Provided records:
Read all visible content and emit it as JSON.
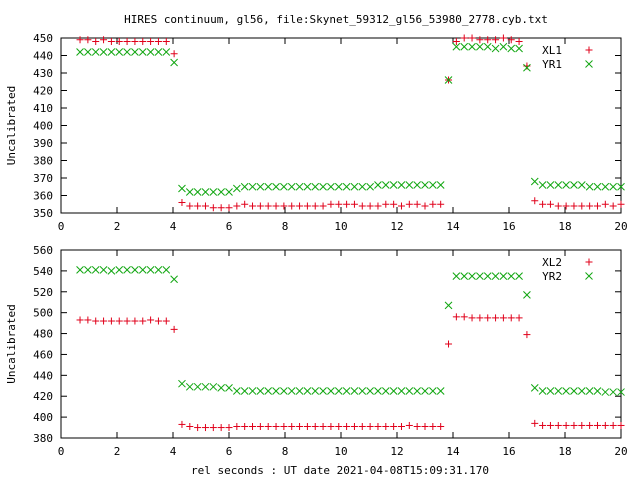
{
  "title": "HIRES continuum, gl56, file:Skynet_59312_gl56_53980_2778.cyb.txt",
  "xlabel": "rel seconds : UT date 2021-04-08T15:09:31.170",
  "colors": {
    "xl": "#e0001a",
    "yr": "#11a611"
  },
  "chart_data": [
    {
      "type": "scatter",
      "ylabel": "Uncalibrated",
      "xlim": [
        0,
        20
      ],
      "ylim": [
        350,
        450
      ],
      "xticks": [
        0,
        2,
        4,
        6,
        8,
        10,
        12,
        14,
        16,
        18,
        20
      ],
      "yticks": [
        350,
        360,
        370,
        380,
        390,
        400,
        410,
        420,
        430,
        440,
        450
      ],
      "legend_position": "top-right",
      "series": [
        {
          "name": "XL1",
          "marker": "plus",
          "x": [
            0.68,
            0.96,
            1.24,
            1.52,
            1.8,
            2.08,
            2.36,
            2.64,
            2.92,
            3.2,
            3.48,
            3.76,
            4.04,
            4.32,
            4.6,
            4.88,
            5.16,
            5.44,
            5.72,
            6.0,
            6.28,
            6.56,
            6.84,
            7.12,
            7.4,
            7.68,
            7.96,
            8.24,
            8.52,
            8.8,
            9.08,
            9.36,
            9.64,
            9.92,
            10.2,
            10.48,
            10.76,
            11.04,
            11.32,
            11.6,
            11.88,
            12.16,
            12.44,
            12.72,
            13.0,
            13.28,
            13.56,
            13.84,
            14.12,
            14.4,
            14.68,
            14.96,
            15.24,
            15.52,
            15.8,
            16.08,
            16.36,
            16.64,
            16.92,
            17.2,
            17.48,
            17.76,
            18.04,
            18.32,
            18.6,
            18.88,
            19.16,
            19.44,
            19.72,
            20.0
          ],
          "y": [
            449,
            449,
            448,
            449,
            448,
            448,
            448,
            448,
            448,
            448,
            448,
            448,
            441,
            356,
            354,
            354,
            354,
            353,
            353,
            353,
            354,
            355,
            354,
            354,
            354,
            354,
            354,
            354,
            354,
            354,
            354,
            354,
            355,
            355,
            355,
            355,
            354,
            354,
            354,
            355,
            355,
            354,
            355,
            355,
            354,
            355,
            355,
            426,
            448,
            450,
            450,
            449,
            449,
            449,
            450,
            449,
            448,
            434,
            357,
            355,
            355,
            354,
            354,
            354,
            354,
            354,
            354,
            355,
            354,
            355
          ]
        },
        {
          "name": "YR1",
          "marker": "cross",
          "x": [
            0.68,
            0.96,
            1.24,
            1.52,
            1.8,
            2.08,
            2.36,
            2.64,
            2.92,
            3.2,
            3.48,
            3.76,
            4.04,
            4.32,
            4.6,
            4.88,
            5.16,
            5.44,
            5.72,
            6.0,
            6.28,
            6.56,
            6.84,
            7.12,
            7.4,
            7.68,
            7.96,
            8.24,
            8.52,
            8.8,
            9.08,
            9.36,
            9.64,
            9.92,
            10.2,
            10.48,
            10.76,
            11.04,
            11.32,
            11.6,
            11.88,
            12.16,
            12.44,
            12.72,
            13.0,
            13.28,
            13.56,
            13.84,
            14.12,
            14.4,
            14.68,
            14.96,
            15.24,
            15.52,
            15.8,
            16.08,
            16.36,
            16.64,
            16.92,
            17.2,
            17.48,
            17.76,
            18.04,
            18.32,
            18.6,
            18.88,
            19.16,
            19.44,
            19.72,
            20.0
          ],
          "y": [
            442,
            442,
            442,
            442,
            442,
            442,
            442,
            442,
            442,
            442,
            442,
            442,
            436,
            364,
            362,
            362,
            362,
            362,
            362,
            362,
            364,
            365,
            365,
            365,
            365,
            365,
            365,
            365,
            365,
            365,
            365,
            365,
            365,
            365,
            365,
            365,
            365,
            365,
            366,
            366,
            366,
            366,
            366,
            366,
            366,
            366,
            366,
            426,
            445,
            445,
            445,
            445,
            445,
            444,
            445,
            444,
            444,
            433,
            368,
            366,
            366,
            366,
            366,
            366,
            366,
            365,
            365,
            365,
            365,
            365
          ]
        }
      ]
    },
    {
      "type": "scatter",
      "ylabel": "Uncalibrated",
      "xlim": [
        0,
        20
      ],
      "ylim": [
        380,
        560
      ],
      "xticks": [
        0,
        2,
        4,
        6,
        8,
        10,
        12,
        14,
        16,
        18,
        20
      ],
      "yticks": [
        380,
        400,
        420,
        440,
        460,
        480,
        500,
        520,
        540,
        560
      ],
      "legend_position": "top-right",
      "series": [
        {
          "name": "XL2",
          "marker": "plus",
          "x": [
            0.68,
            0.96,
            1.24,
            1.52,
            1.8,
            2.08,
            2.36,
            2.64,
            2.92,
            3.2,
            3.48,
            3.76,
            4.04,
            4.32,
            4.6,
            4.88,
            5.16,
            5.44,
            5.72,
            6.0,
            6.28,
            6.56,
            6.84,
            7.12,
            7.4,
            7.68,
            7.96,
            8.24,
            8.52,
            8.8,
            9.08,
            9.36,
            9.64,
            9.92,
            10.2,
            10.48,
            10.76,
            11.04,
            11.32,
            11.6,
            11.88,
            12.16,
            12.44,
            12.72,
            13.0,
            13.28,
            13.56,
            13.84,
            14.12,
            14.4,
            14.68,
            14.96,
            15.24,
            15.52,
            15.8,
            16.08,
            16.36,
            16.64,
            16.92,
            17.2,
            17.48,
            17.76,
            18.04,
            18.32,
            18.6,
            18.88,
            19.16,
            19.44,
            19.72,
            20.0
          ],
          "y": [
            493,
            493,
            492,
            492,
            492,
            492,
            492,
            492,
            492,
            493,
            492,
            492,
            484,
            393,
            391,
            390,
            390,
            390,
            390,
            390,
            391,
            391,
            391,
            391,
            391,
            391,
            391,
            391,
            391,
            391,
            391,
            391,
            391,
            391,
            391,
            391,
            391,
            391,
            391,
            391,
            391,
            391,
            392,
            391,
            391,
            391,
            391,
            470,
            496,
            496,
            495,
            495,
            495,
            495,
            495,
            495,
            495,
            479,
            394,
            392,
            392,
            392,
            392,
            392,
            392,
            392,
            392,
            392,
            392,
            392
          ]
        },
        {
          "name": "YR2",
          "marker": "cross",
          "x": [
            0.68,
            0.96,
            1.24,
            1.52,
            1.8,
            2.08,
            2.36,
            2.64,
            2.92,
            3.2,
            3.48,
            3.76,
            4.04,
            4.32,
            4.6,
            4.88,
            5.16,
            5.44,
            5.72,
            6.0,
            6.28,
            6.56,
            6.84,
            7.12,
            7.4,
            7.68,
            7.96,
            8.24,
            8.52,
            8.8,
            9.08,
            9.36,
            9.64,
            9.92,
            10.2,
            10.48,
            10.76,
            11.04,
            11.32,
            11.6,
            11.88,
            12.16,
            12.44,
            12.72,
            13.0,
            13.28,
            13.56,
            13.84,
            14.12,
            14.4,
            14.68,
            14.96,
            15.24,
            15.52,
            15.8,
            16.08,
            16.36,
            16.64,
            16.92,
            17.2,
            17.48,
            17.76,
            18.04,
            18.32,
            18.6,
            18.88,
            19.16,
            19.44,
            19.72,
            20.0
          ],
          "y": [
            541,
            541,
            541,
            541,
            540,
            541,
            541,
            541,
            541,
            541,
            541,
            541,
            532,
            432,
            429,
            429,
            429,
            429,
            428,
            428,
            425,
            425,
            425,
            425,
            425,
            425,
            425,
            425,
            425,
            425,
            425,
            425,
            425,
            425,
            425,
            425,
            425,
            425,
            425,
            425,
            425,
            425,
            425,
            425,
            425,
            425,
            425,
            507,
            535,
            535,
            535,
            535,
            535,
            535,
            535,
            535,
            535,
            517,
            428,
            425,
            425,
            425,
            425,
            425,
            425,
            425,
            425,
            424,
            424,
            424
          ]
        }
      ]
    }
  ]
}
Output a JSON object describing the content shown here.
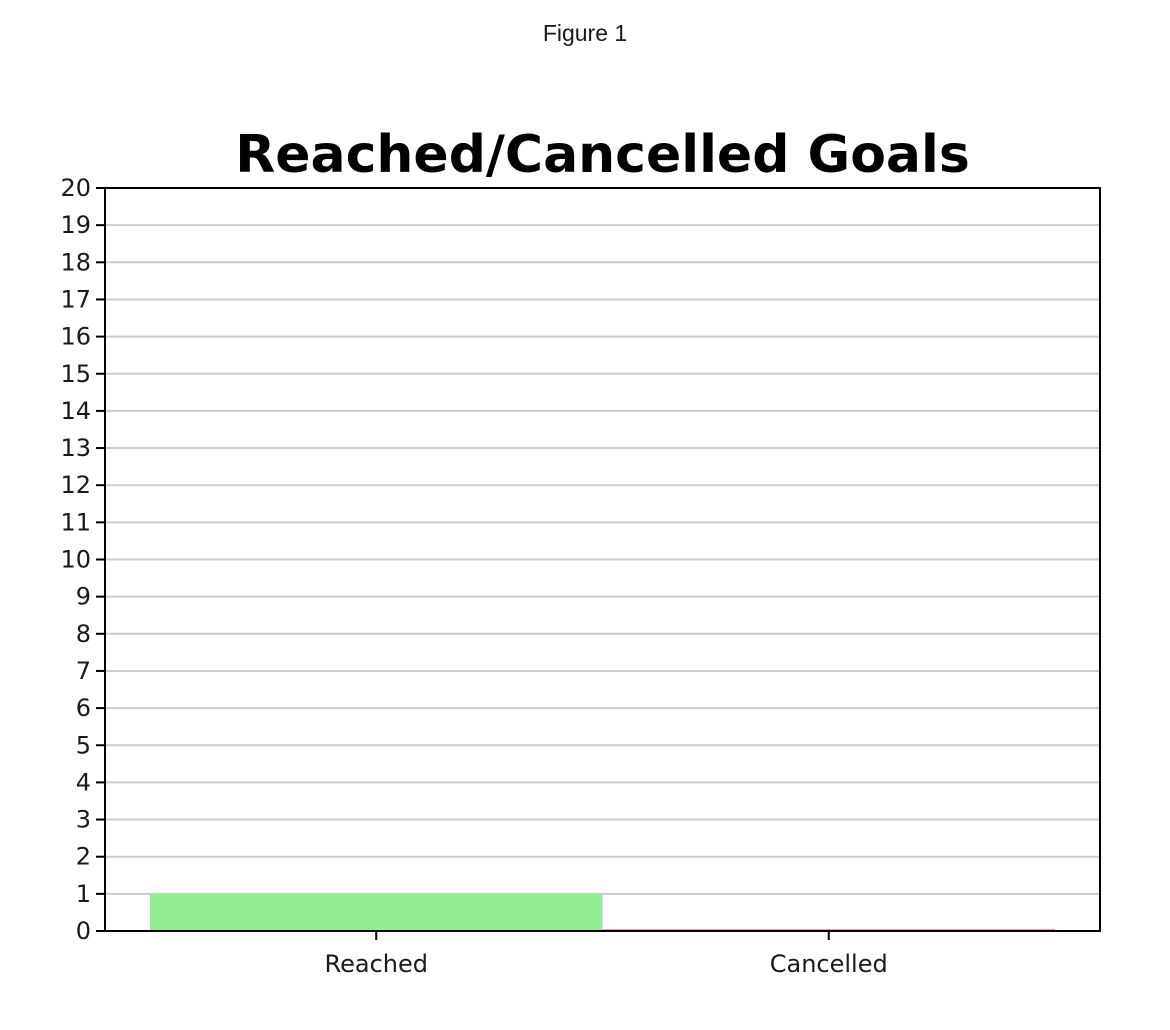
{
  "window": {
    "title": "Figure 1"
  },
  "chart_data": {
    "type": "bar",
    "title": "Reached/Cancelled Goals",
    "xlabel": "",
    "ylabel": "",
    "categories": [
      "Reached",
      "Cancelled"
    ],
    "values": [
      1,
      0
    ],
    "colors": [
      "#90ee90",
      "#d9a0a0"
    ],
    "ylim": [
      0,
      20
    ],
    "yticks": [
      0,
      1,
      2,
      3,
      4,
      5,
      6,
      7,
      8,
      9,
      10,
      11,
      12,
      13,
      14,
      15,
      16,
      17,
      18,
      19,
      20
    ],
    "grid": "horizontal",
    "grid_color": "#cccccc",
    "legend": "none"
  }
}
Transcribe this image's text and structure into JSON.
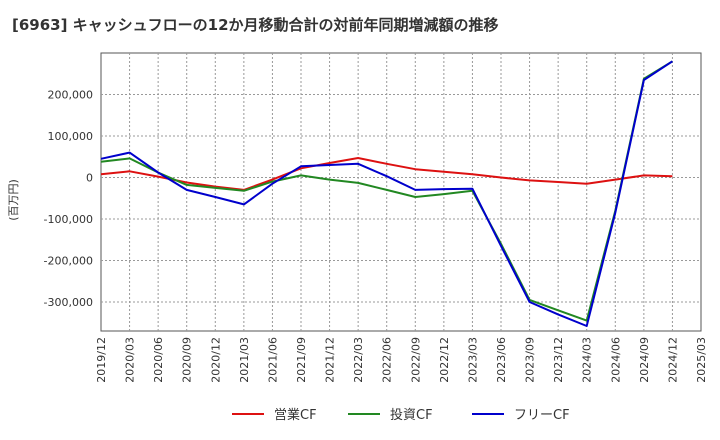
{
  "chart_data": {
    "type": "line",
    "title": "[6963]  キャッシュフローの12か月移動合計の対前年同期増減額の推移",
    "ylabel": "(百万円)",
    "xlabel": "",
    "ylim": [
      -370000,
      300000
    ],
    "yticks": [
      200000,
      100000,
      0,
      -100000,
      -200000,
      -300000
    ],
    "ytick_labels": [
      "200,000",
      "100,000",
      "0",
      "-100,000",
      "-200,000",
      "-300,000"
    ],
    "x": [
      "2019/12",
      "2020/03",
      "2020/06",
      "2020/09",
      "2020/12",
      "2021/03",
      "2021/06",
      "2021/09",
      "2021/12",
      "2022/03",
      "2022/06",
      "2022/09",
      "2022/12",
      "2023/03",
      "2023/06",
      "2023/09",
      "2023/12",
      "2024/03",
      "2024/06",
      "2024/09",
      "2024/12",
      "2025/03"
    ],
    "grid": true,
    "legend_position": "bottom",
    "series": [
      {
        "name": "営業CF",
        "color": "#dd1111",
        "values": [
          8000,
          15000,
          2000,
          -12000,
          -22000,
          -30000,
          -5000,
          22000,
          35000,
          47000,
          33000,
          20000,
          14000,
          8000,
          0,
          -7000,
          -11000,
          -15000,
          -5000,
          5000,
          3000,
          null
        ]
      },
      {
        "name": "投資CF",
        "color": "#228822",
        "values": [
          38000,
          46000,
          12000,
          -18000,
          -25000,
          -32000,
          -10000,
          5000,
          -5000,
          -13000,
          -30000,
          -47000,
          -40000,
          -32000,
          -160000,
          -295000,
          -320000,
          -345000,
          -80000,
          238000,
          280000,
          null
        ]
      },
      {
        "name": "フリーCF",
        "color": "#0000cc",
        "values": [
          45000,
          60000,
          12000,
          -30000,
          -47000,
          -65000,
          -15000,
          27000,
          30000,
          33000,
          3000,
          -30000,
          -28000,
          -27000,
          -165000,
          -300000,
          -330000,
          -358000,
          -85000,
          235000,
          280000,
          null
        ]
      }
    ]
  }
}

Requirement:
Provide only the number of lines in the entries that hold the word "title".

Answer to this problem:
4